Stated task: The answer is one number: how many lines hold the string "наук".

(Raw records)
-- -- --
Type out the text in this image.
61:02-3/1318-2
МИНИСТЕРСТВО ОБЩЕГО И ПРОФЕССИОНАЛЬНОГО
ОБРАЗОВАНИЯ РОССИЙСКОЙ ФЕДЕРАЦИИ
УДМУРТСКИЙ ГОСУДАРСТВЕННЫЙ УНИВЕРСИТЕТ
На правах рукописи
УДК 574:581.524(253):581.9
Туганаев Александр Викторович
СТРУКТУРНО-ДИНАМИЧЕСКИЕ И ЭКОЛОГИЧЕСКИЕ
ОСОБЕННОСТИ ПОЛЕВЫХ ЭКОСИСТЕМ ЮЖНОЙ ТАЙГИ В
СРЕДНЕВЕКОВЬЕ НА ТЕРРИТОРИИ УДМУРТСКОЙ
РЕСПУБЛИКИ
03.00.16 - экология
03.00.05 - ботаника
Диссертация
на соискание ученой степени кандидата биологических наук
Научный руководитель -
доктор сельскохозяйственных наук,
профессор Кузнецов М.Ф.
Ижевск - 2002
-- -- --
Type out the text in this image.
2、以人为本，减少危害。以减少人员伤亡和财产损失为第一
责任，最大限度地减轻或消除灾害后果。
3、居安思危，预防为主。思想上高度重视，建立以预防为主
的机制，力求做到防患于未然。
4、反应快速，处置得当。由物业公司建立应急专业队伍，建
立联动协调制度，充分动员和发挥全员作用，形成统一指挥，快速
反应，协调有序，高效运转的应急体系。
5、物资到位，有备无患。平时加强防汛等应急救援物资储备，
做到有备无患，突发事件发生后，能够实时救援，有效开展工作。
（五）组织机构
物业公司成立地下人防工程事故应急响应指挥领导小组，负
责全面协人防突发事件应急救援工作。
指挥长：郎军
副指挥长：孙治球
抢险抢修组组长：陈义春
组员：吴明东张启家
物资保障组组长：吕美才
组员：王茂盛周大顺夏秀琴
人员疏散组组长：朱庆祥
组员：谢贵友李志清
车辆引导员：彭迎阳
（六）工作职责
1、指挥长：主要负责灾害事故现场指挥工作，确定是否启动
-- -- --
Reply: 2